(Items from a figure collection)
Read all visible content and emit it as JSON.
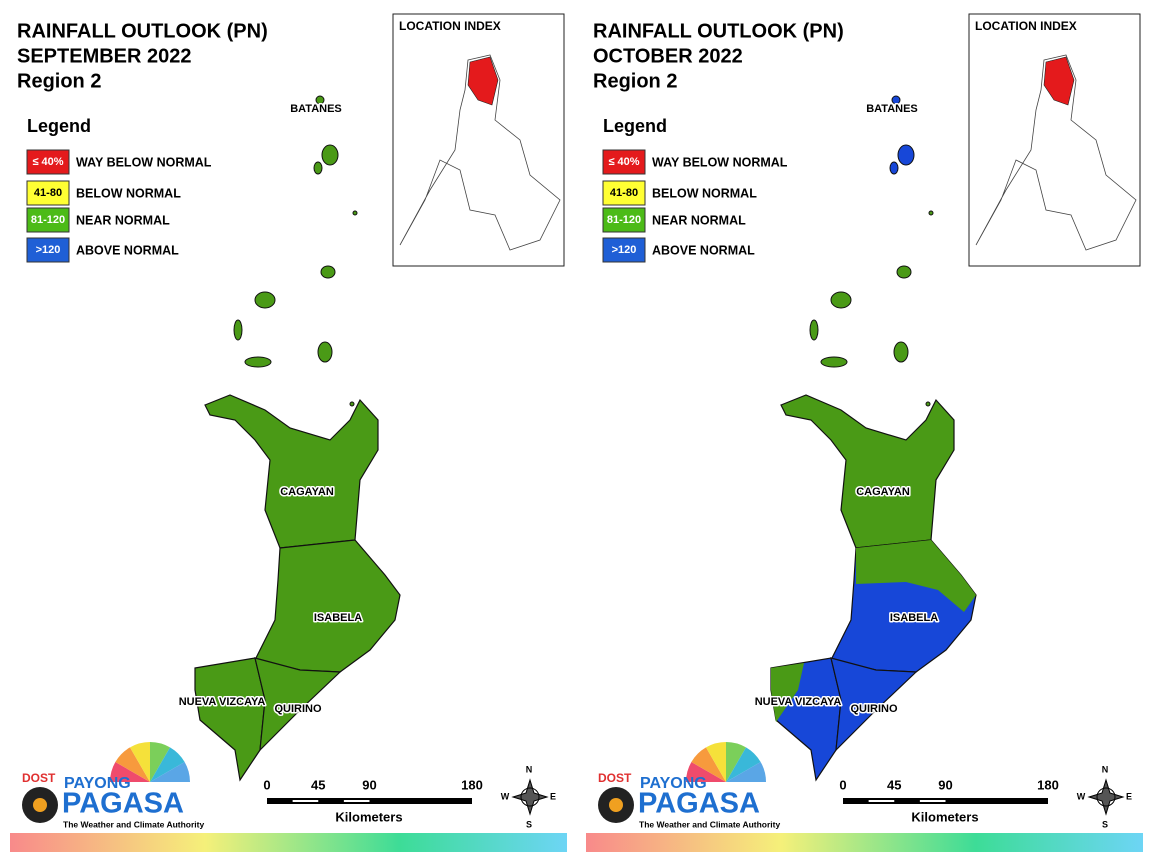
{
  "panels": [
    {
      "title": [
        "RAINFALL OUTLOOK (PN)",
        "SEPTEMBER 2022",
        "Region 2"
      ],
      "legend": {
        "title": "Legend",
        "items": [
          {
            "range": "≤ 40%",
            "label": "WAY BELOW NORMAL",
            "color": "#e41a1c"
          },
          {
            "range": "41-80",
            "label": "BELOW NORMAL",
            "color": "#ffff33"
          },
          {
            "range": "81-120",
            "label": "NEAR NORMAL",
            "color": "#4cbb17"
          },
          {
            "range": ">120",
            "label": "ABOVE NORMAL",
            "color": "#1f5fd6"
          }
        ]
      },
      "location_index": "LOCATION INDEX",
      "provinces": [
        "BATANES",
        "CAGAYAN",
        "ISABELA",
        "NUEVA VIZCAYA",
        "QUIRINO"
      ],
      "scale": {
        "ticks": [
          0,
          45,
          90,
          180
        ],
        "unit": "Kilometers"
      },
      "compass": [
        "N",
        "E",
        "S",
        "W"
      ],
      "logo": {
        "agency": "DOST",
        "name_top": "PAYONG",
        "name": "PAGASA",
        "tagline": "The Weather and Climate Authority"
      }
    },
    {
      "title": [
        "RAINFALL OUTLOOK (PN)",
        "OCTOBER 2022",
        "Region 2"
      ],
      "legend": {
        "title": "Legend",
        "items": [
          {
            "range": "≤ 40%",
            "label": "WAY BELOW NORMAL",
            "color": "#e41a1c"
          },
          {
            "range": "41-80",
            "label": "BELOW NORMAL",
            "color": "#ffff33"
          },
          {
            "range": "81-120",
            "label": "NEAR NORMAL",
            "color": "#4cbb17"
          },
          {
            "range": ">120",
            "label": "ABOVE NORMAL",
            "color": "#1f5fd6"
          }
        ]
      },
      "location_index": "LOCATION INDEX",
      "provinces": [
        "BATANES",
        "CAGAYAN",
        "ISABELA",
        "NUEVA VIZCAYA",
        "QUIRINO"
      ],
      "scale": {
        "ticks": [
          0,
          45,
          90,
          180
        ],
        "unit": "Kilometers"
      },
      "compass": [
        "N",
        "E",
        "S",
        "W"
      ],
      "logo": {
        "agency": "DOST",
        "name_top": "PAYONG",
        "name": "PAGASA",
        "tagline": "The Weather and Climate Authority"
      }
    }
  ]
}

▸ **WHAT YOU ARE ASKED TO DO**
Copy out all the data exactly; skip the pictures.

▸ **ANSWER TO THIS PROBLEM**
Read all visible content and emit it as JSON.
{
  "panels": [
    {
      "title": [
        "RAINFALL OUTLOOK (PN)",
        "SEPTEMBER 2022",
        "Region 2"
      ],
      "legend": {
        "title": "Legend",
        "items": [
          {
            "range": "≤ 40%",
            "label": "WAY BELOW NORMAL",
            "color": "#e41a1c"
          },
          {
            "range": "41-80",
            "label": "BELOW NORMAL",
            "color": "#ffff33"
          },
          {
            "range": "81-120",
            "label": "NEAR NORMAL",
            "color": "#4cbb17"
          },
          {
            "range": ">120",
            "label": "ABOVE NORMAL",
            "color": "#1f5fd6"
          }
        ]
      },
      "location_index": "LOCATION INDEX",
      "provinces": [
        "BATANES",
        "CAGAYAN",
        "ISABELA",
        "NUEVA VIZCAYA",
        "QUIRINO"
      ],
      "scale": {
        "ticks": [
          0,
          45,
          90,
          180
        ],
        "unit": "Kilometers"
      },
      "compass": [
        "N",
        "E",
        "S",
        "W"
      ],
      "logo": {
        "agency": "DOST",
        "name_top": "PAYONG",
        "name": "PAGASA",
        "tagline": "The Weather and Climate Authority"
      }
    },
    {
      "title": [
        "RAINFALL OUTLOOK (PN)",
        "OCTOBER 2022",
        "Region 2"
      ],
      "legend": {
        "title": "Legend",
        "items": [
          {
            "range": "≤ 40%",
            "label": "WAY BELOW NORMAL",
            "color": "#e41a1c"
          },
          {
            "range": "41-80",
            "label": "BELOW NORMAL",
            "color": "#ffff33"
          },
          {
            "range": "81-120",
            "label": "NEAR NORMAL",
            "color": "#4cbb17"
          },
          {
            "range": ">120",
            "label": "ABOVE NORMAL",
            "color": "#1f5fd6"
          }
        ]
      },
      "location_index": "LOCATION INDEX",
      "provinces": [
        "BATANES",
        "CAGAYAN",
        "ISABELA",
        "NUEVA VIZCAYA",
        "QUIRINO"
      ],
      "scale": {
        "ticks": [
          0,
          45,
          90,
          180
        ],
        "unit": "Kilometers"
      },
      "compass": [
        "N",
        "E",
        "S",
        "W"
      ],
      "logo": {
        "agency": "DOST",
        "name_top": "PAYONG",
        "name": "PAGASA",
        "tagline": "The Weather and Climate Authority"
      }
    }
  ]
}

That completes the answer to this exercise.